Exercise goal: Copy every line of the records below where the word "chevron" occurs.

(Data entries)
((
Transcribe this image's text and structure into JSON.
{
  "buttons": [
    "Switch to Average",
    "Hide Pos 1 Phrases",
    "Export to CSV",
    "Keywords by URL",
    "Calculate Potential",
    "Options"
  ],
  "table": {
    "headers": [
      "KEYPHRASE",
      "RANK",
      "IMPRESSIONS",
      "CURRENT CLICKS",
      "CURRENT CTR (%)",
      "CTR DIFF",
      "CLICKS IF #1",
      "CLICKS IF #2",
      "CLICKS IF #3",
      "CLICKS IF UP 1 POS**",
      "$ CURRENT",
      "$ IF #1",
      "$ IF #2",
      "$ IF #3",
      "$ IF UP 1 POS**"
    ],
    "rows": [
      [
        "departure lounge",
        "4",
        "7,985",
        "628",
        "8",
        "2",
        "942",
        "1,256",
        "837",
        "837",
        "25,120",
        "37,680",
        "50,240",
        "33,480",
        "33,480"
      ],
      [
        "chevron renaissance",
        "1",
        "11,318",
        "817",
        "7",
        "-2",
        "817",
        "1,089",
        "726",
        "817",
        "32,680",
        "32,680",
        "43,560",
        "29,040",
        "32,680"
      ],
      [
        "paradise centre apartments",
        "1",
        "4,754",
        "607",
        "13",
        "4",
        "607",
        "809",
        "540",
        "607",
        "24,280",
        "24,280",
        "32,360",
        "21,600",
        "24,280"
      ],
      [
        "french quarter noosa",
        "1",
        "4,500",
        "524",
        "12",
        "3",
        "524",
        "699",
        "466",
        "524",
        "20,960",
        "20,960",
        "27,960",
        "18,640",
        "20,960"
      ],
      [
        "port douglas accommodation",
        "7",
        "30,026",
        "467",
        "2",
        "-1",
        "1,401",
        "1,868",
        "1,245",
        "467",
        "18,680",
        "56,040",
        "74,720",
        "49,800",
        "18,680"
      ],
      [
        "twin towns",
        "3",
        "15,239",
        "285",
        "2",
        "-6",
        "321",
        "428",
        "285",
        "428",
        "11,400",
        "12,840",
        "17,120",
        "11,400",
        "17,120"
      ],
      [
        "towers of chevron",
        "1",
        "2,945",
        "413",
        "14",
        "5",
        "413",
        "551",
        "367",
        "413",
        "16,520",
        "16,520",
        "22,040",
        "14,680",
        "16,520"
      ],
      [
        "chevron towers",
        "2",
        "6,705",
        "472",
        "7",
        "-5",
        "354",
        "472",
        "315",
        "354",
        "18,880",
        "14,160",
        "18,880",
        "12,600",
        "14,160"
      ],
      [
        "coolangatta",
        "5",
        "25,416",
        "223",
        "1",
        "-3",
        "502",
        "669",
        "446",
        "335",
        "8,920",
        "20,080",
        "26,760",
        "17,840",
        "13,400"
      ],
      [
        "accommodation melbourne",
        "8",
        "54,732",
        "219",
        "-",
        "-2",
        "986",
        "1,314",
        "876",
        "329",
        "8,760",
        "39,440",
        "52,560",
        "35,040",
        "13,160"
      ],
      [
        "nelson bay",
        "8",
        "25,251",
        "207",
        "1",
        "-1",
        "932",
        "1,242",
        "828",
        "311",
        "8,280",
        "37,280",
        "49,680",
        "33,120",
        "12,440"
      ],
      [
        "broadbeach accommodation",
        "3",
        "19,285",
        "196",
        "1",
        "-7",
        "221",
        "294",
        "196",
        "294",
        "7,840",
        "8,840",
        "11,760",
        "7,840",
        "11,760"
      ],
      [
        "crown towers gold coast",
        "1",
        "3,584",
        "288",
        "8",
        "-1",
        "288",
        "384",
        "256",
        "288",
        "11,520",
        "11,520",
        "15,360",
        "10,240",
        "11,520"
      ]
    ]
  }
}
))
Written solution:
        "chevron renaissance",
        "towers of chevron",
        "chevron towers",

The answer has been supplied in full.